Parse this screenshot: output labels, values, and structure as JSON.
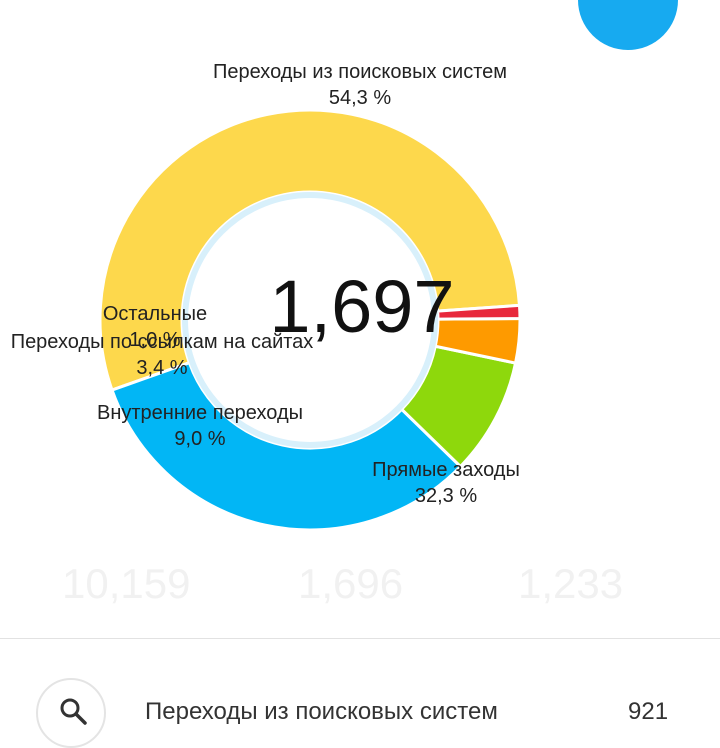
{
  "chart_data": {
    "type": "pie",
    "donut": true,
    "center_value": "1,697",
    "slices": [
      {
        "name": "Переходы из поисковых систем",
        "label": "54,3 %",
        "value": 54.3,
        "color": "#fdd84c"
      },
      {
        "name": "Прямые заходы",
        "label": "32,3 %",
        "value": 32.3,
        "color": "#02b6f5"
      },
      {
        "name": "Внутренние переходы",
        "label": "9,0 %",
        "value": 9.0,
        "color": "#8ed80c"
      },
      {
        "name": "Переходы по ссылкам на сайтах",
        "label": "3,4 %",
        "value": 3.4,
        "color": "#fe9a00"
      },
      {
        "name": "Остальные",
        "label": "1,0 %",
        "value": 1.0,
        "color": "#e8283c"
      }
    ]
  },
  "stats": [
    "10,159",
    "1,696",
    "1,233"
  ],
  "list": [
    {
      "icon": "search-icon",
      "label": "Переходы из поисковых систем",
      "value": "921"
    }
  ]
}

--

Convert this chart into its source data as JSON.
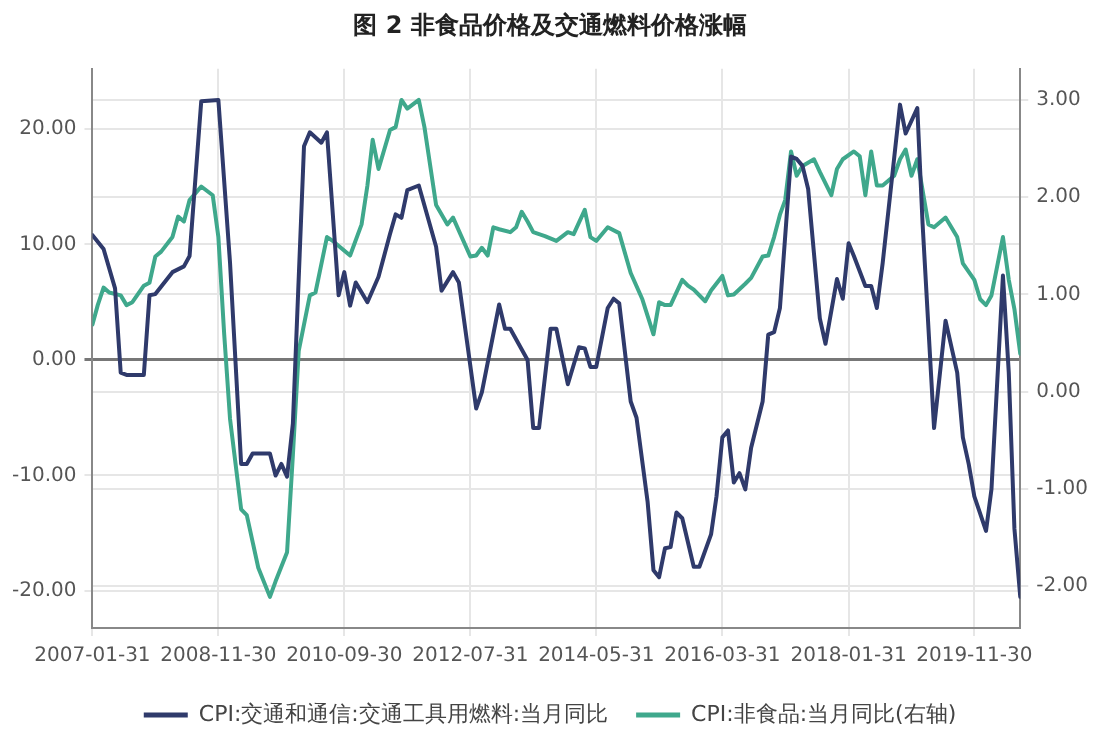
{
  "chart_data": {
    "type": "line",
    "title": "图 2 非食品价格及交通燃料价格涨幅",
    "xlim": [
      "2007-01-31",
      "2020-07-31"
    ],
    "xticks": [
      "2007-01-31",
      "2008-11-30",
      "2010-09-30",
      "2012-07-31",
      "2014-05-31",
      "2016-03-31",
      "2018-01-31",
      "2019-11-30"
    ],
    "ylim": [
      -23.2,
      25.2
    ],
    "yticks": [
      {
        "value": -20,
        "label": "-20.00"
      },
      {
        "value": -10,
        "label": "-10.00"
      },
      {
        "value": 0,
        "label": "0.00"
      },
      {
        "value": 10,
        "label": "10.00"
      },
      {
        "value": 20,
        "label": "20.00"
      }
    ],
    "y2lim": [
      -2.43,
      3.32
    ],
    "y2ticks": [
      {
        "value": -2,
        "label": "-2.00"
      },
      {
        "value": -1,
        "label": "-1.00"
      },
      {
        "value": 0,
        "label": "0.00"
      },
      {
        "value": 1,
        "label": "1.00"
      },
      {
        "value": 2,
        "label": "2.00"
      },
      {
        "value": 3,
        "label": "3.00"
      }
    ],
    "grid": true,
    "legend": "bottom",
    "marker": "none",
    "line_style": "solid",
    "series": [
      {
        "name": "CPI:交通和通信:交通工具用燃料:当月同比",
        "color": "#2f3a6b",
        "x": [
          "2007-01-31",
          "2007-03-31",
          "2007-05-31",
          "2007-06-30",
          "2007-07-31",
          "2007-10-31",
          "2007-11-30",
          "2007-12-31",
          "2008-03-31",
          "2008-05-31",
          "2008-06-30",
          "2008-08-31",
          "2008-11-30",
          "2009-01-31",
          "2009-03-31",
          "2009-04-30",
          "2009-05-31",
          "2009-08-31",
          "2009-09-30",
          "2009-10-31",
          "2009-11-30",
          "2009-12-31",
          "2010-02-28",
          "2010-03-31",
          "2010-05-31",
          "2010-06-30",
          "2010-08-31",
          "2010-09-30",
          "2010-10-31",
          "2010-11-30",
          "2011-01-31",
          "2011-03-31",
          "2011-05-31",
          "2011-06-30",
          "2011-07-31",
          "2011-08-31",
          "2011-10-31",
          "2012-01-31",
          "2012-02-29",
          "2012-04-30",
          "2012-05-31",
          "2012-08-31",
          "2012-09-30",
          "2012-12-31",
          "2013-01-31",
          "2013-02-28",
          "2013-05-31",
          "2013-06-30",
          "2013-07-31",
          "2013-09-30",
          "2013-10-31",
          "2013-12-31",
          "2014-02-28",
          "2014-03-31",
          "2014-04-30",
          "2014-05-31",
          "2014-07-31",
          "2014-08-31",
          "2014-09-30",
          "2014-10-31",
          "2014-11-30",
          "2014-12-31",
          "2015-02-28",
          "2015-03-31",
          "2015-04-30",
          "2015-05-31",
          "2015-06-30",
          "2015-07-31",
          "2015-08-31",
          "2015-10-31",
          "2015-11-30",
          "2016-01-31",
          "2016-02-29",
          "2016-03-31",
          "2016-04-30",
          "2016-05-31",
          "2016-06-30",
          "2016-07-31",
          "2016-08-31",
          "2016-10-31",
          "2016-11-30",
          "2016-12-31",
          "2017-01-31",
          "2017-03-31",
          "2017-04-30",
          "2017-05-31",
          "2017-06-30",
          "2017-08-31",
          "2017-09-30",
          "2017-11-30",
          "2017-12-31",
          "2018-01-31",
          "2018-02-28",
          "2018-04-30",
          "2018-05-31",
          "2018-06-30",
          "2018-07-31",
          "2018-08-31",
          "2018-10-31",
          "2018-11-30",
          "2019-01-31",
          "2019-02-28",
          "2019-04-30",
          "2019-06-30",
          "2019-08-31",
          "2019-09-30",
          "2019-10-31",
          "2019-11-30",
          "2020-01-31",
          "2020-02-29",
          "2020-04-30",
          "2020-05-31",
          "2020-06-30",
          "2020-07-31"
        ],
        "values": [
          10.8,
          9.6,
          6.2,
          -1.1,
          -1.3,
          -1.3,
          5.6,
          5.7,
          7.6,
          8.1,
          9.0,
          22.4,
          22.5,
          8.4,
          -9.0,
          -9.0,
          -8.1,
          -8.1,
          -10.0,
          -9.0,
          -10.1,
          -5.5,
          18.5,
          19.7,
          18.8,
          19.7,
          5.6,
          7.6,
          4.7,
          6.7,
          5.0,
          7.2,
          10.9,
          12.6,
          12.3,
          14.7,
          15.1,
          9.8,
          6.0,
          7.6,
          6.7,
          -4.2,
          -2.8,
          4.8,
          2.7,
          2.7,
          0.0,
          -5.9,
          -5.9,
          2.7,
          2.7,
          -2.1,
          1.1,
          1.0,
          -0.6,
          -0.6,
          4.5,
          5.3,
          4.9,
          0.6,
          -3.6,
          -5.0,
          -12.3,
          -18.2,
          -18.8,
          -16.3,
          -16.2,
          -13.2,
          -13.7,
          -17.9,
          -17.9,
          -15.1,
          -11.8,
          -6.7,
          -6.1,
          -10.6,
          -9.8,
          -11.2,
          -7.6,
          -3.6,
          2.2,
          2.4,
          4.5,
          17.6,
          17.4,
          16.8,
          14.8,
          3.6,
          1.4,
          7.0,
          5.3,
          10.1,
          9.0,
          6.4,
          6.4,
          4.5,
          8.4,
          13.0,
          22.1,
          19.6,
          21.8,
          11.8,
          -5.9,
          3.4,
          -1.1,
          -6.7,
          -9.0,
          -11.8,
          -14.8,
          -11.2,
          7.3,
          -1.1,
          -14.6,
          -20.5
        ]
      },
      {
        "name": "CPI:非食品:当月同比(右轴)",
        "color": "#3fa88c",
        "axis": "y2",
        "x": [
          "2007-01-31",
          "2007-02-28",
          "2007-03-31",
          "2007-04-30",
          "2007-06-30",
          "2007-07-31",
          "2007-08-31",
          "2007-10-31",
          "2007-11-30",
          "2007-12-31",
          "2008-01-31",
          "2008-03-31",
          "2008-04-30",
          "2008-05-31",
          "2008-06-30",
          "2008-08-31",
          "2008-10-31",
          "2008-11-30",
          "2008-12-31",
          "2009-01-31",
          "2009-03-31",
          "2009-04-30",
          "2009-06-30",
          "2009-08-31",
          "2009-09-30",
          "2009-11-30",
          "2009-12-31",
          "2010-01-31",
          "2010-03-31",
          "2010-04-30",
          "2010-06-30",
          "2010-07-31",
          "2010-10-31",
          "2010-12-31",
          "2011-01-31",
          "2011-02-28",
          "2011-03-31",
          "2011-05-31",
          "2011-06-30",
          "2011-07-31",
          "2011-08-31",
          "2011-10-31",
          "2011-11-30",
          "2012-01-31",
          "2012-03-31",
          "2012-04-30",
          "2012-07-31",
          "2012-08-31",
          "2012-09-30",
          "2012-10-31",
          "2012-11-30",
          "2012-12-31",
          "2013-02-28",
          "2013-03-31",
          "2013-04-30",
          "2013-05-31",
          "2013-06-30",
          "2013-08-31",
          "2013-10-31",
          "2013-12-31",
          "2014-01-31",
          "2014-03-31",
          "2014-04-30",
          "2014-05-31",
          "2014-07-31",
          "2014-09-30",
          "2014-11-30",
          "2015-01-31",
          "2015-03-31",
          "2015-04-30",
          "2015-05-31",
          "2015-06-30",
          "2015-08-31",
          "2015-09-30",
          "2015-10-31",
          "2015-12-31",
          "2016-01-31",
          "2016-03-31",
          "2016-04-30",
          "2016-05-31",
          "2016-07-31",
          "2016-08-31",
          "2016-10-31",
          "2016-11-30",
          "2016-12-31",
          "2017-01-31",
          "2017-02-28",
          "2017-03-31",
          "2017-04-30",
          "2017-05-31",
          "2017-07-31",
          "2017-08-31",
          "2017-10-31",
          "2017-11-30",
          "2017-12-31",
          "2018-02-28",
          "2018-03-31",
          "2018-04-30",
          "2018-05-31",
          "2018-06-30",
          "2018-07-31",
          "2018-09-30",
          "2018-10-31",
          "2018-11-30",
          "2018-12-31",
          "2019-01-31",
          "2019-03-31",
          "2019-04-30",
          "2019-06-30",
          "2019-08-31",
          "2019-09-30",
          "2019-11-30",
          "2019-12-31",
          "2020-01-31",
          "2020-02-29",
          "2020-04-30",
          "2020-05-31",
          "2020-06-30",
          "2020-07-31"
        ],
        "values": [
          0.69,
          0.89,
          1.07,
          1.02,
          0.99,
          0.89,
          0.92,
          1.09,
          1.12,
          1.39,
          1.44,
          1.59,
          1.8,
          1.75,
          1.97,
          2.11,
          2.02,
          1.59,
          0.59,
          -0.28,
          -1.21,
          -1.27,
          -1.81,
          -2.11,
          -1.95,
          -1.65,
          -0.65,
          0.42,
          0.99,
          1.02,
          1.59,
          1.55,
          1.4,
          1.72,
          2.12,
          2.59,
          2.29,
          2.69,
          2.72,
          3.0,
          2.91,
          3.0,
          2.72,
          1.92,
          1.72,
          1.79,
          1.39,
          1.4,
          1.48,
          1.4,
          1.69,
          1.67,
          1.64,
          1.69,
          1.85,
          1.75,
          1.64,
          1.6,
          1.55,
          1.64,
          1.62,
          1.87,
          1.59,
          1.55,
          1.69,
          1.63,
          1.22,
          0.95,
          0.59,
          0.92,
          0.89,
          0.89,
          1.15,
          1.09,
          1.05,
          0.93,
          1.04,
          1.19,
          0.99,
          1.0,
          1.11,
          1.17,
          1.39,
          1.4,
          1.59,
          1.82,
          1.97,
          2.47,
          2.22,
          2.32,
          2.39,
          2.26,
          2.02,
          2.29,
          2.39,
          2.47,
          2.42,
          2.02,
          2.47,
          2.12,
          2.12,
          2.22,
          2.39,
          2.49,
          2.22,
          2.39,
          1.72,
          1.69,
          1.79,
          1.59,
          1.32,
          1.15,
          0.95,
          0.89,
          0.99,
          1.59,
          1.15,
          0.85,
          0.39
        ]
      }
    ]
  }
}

§ Short exercise
Count the lines above in which the word "当月同比" appears, then state only that count.

§ Complete response
2